_YOUR INSTRUCTIONS_
Pull out every line below holding the word "temperature".

_DATA LISTING_
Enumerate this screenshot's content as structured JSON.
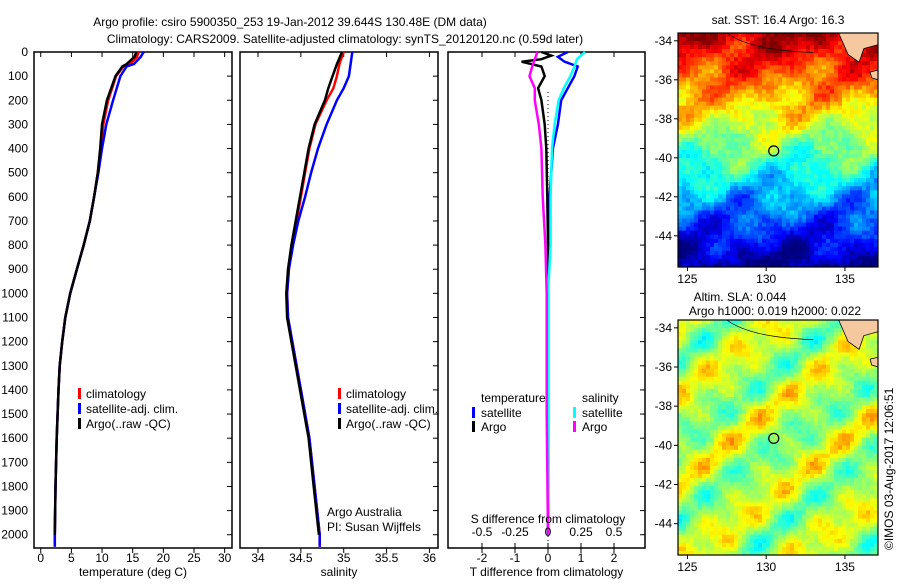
{
  "title_line1": "Argo profile: csiro 5900350_253 19-Jan-2012 39.644S 130.48E (DM data)",
  "title_line2": "Climatology: CARS2009. Satellite-adjusted climatology: synTS_20120120.nc (0.59d later)",
  "side_label": "©IMOS 03-Aug-2017 12:06:51",
  "colors": {
    "climatology": "#ff0000",
    "satellite": "#0000ff",
    "argo": "#000000",
    "sal_sat": "#00ffff",
    "sal_argo": "#ff00ff"
  },
  "chart_data": [
    {
      "type": "line",
      "title": "",
      "xlabel": "temperature (deg C)",
      "ylabel": "",
      "xlim": [
        -1.1,
        31.2
      ],
      "ylim": [
        2055,
        0
      ],
      "xticks": [
        "0",
        "5",
        "10",
        "15",
        "20",
        "25",
        "30"
      ],
      "yticks": [
        "0",
        "100",
        "200",
        "300",
        "400",
        "500",
        "600",
        "700",
        "800",
        "900",
        "1000",
        "1100",
        "1200",
        "1300",
        "1400",
        "1500",
        "1600",
        "1700",
        "1800",
        "1900",
        "2000"
      ],
      "legend": [
        "climatology",
        "satellite-adj. clim.",
        "Argo(..raw -QC)"
      ],
      "series": [
        {
          "name": "climatology",
          "depth": [
            0,
            20,
            50,
            60,
            100,
            200,
            300,
            400,
            500,
            600,
            700,
            800,
            900,
            1000,
            1100,
            1200,
            1300,
            1400,
            1600,
            1800,
            2000,
            2050
          ],
          "values": [
            16,
            15.7,
            14.6,
            13.5,
            12.3,
            11,
            10.2,
            9.8,
            9.3,
            8.7,
            8,
            7,
            5.9,
            4.8,
            4,
            3.5,
            3.1,
            2.9,
            2.6,
            2.4,
            2.3,
            2.3
          ]
        },
        {
          "name": "satellite-adj. clim.",
          "depth": [
            0,
            20,
            50,
            60,
            100,
            200,
            300,
            400,
            500,
            600,
            700,
            800,
            900,
            1000,
            1100,
            1200,
            1300,
            1400,
            1600,
            1800,
            2000,
            2050
          ],
          "values": [
            16.8,
            16.3,
            15.2,
            14,
            13,
            11.8,
            10.7,
            10,
            9.4,
            8.7,
            8,
            7,
            5.9,
            4.8,
            4,
            3.5,
            3.1,
            2.9,
            2.6,
            2.4,
            2.3,
            2.3
          ]
        },
        {
          "name": "Argo(..raw -QC)",
          "depth": [
            0,
            20,
            50,
            60,
            100,
            200,
            300,
            400,
            500,
            600,
            700,
            800,
            900,
            1000,
            1100,
            1200,
            1300,
            1400,
            1600,
            1800,
            2000
          ],
          "values": [
            15.6,
            15.3,
            14,
            13.3,
            12.2,
            10.8,
            10,
            9.7,
            9.3,
            8.7,
            8,
            7,
            5.9,
            4.8,
            4,
            3.5,
            3.1,
            2.9,
            2.6,
            2.4,
            2.3
          ]
        }
      ]
    },
    {
      "type": "line",
      "xlabel": "salinity",
      "xlim": [
        33.79,
        36.1
      ],
      "ylim": [
        2055,
        0
      ],
      "xticks": [
        "34",
        "34.5",
        "35",
        "35.5",
        "36"
      ],
      "legend": [
        "climatology",
        "satellite-adj. clim.",
        "Argo(..raw -QC)"
      ],
      "annotation": [
        "Argo Australia",
        "PI: Susan Wijffels"
      ],
      "series": [
        {
          "name": "climatology",
          "depth": [
            0,
            50,
            100,
            150,
            200,
            300,
            400,
            500,
            600,
            700,
            800,
            900,
            1000,
            1100,
            1200,
            1400,
            1600,
            1800,
            2000,
            2050
          ],
          "values": [
            35,
            34.95,
            34.92,
            34.88,
            34.8,
            34.67,
            34.6,
            34.55,
            34.5,
            34.45,
            34.4,
            34.36,
            34.34,
            34.35,
            34.4,
            34.5,
            34.6,
            34.66,
            34.72,
            34.72
          ]
        },
        {
          "name": "satellite-adj. clim.",
          "depth": [
            0,
            50,
            100,
            150,
            200,
            300,
            400,
            500,
            600,
            700,
            800,
            900,
            1000,
            1100,
            1200,
            1400,
            1600,
            1800,
            2000,
            2050
          ],
          "values": [
            35.1,
            35.08,
            35.06,
            35,
            34.92,
            34.8,
            34.7,
            34.62,
            34.55,
            34.47,
            34.41,
            34.36,
            34.34,
            34.35,
            34.4,
            34.5,
            34.6,
            34.66,
            34.72,
            34.72
          ]
        },
        {
          "name": "Argo(..raw -QC)",
          "depth": [
            0,
            50,
            100,
            150,
            200,
            300,
            400,
            500,
            600,
            700,
            800,
            900,
            1000,
            1100,
            1200,
            1400,
            1600,
            1800,
            2000
          ],
          "values": [
            34.98,
            34.92,
            34.87,
            34.82,
            34.78,
            34.66,
            34.59,
            34.54,
            34.49,
            34.44,
            34.39,
            34.35,
            34.33,
            34.34,
            34.39,
            34.49,
            34.59,
            34.65,
            34.71
          ]
        }
      ]
    },
    {
      "type": "line",
      "xlabel": "T difference from climatology",
      "x2label": "S difference from climatology",
      "xlim": [
        -3.03,
        2.94
      ],
      "ylim": [
        2055,
        0
      ],
      "xticks": [
        "-2",
        "-1",
        "0",
        "1",
        "2"
      ],
      "x2ticks": [
        "-0.5",
        "-0.25",
        "0",
        "0.25",
        "0.5"
      ],
      "legend_headers": [
        "temperature",
        "salinity"
      ],
      "legend": [
        "satellite",
        "Argo",
        "satellite",
        "Argo"
      ],
      "series": [
        {
          "name": "T satellite",
          "depth": [
            0,
            20,
            40,
            60,
            100,
            150,
            200,
            300,
            400,
            600,
            800,
            1000,
            1500,
            2000
          ],
          "values": [
            0.6,
            0.3,
            0.5,
            0.9,
            0.8,
            0.6,
            0.4,
            0.3,
            0.15,
            0.05,
            0.02,
            0,
            0,
            0
          ]
        },
        {
          "name": "T Argo",
          "depth": [
            0,
            15,
            30,
            40,
            60,
            100,
            150,
            200,
            300,
            400,
            600,
            800,
            1000,
            1500,
            2000
          ],
          "values": [
            -0.2,
            0.1,
            -0.2,
            -0.8,
            -0.2,
            -0.1,
            -0.3,
            -0.2,
            -0.1,
            -0.05,
            -0.02,
            0,
            0,
            0,
            0
          ]
        },
        {
          "name": "S satellite",
          "depth": [
            0,
            30,
            60,
            100,
            150,
            200,
            300,
            400,
            600,
            800,
            1000,
            1500,
            2000
          ],
          "values": [
            0.28,
            0.22,
            0.2,
            0.17,
            0.12,
            0.08,
            0.05,
            0.03,
            0.02,
            0.02,
            0,
            0,
            0
          ]
        },
        {
          "name": "S Argo",
          "depth": [
            0,
            30,
            60,
            100,
            150,
            200,
            300,
            400,
            600,
            800,
            1000,
            1500,
            2000
          ],
          "values": [
            -0.08,
            -0.1,
            -0.12,
            -0.14,
            -0.1,
            -0.1,
            -0.07,
            -0.05,
            -0.04,
            -0.02,
            -0.01,
            -0.01,
            0
          ]
        }
      ]
    },
    {
      "type": "heatmap",
      "title": "sat. SST: 16.4  Argo: 16.3",
      "xlim": [
        124.4,
        137.1
      ],
      "ylim": [
        -45.6,
        -33.6
      ],
      "xticks": [
        "125",
        "130",
        "135"
      ],
      "yticks": [
        "-34",
        "-36",
        "-38",
        "-40",
        "-42",
        "-44"
      ],
      "marker": {
        "lon": 130.48,
        "lat": -39.644
      }
    },
    {
      "type": "heatmap",
      "title": "Altim. SLA: 0.044",
      "subtitle": "Argo h1000: 0.019 h2000: 0.022",
      "xlim": [
        124.4,
        137.1
      ],
      "ylim": [
        -45.6,
        -33.6
      ],
      "xticks": [
        "125",
        "130",
        "135"
      ],
      "yticks": [
        "-34",
        "-36",
        "-38",
        "-40",
        "-42",
        "-44"
      ],
      "marker": {
        "lon": 130.48,
        "lat": -39.644
      }
    }
  ]
}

_EXERCISE ANSWER_
      "xlabel": "temperature (deg C)",
        "temperature",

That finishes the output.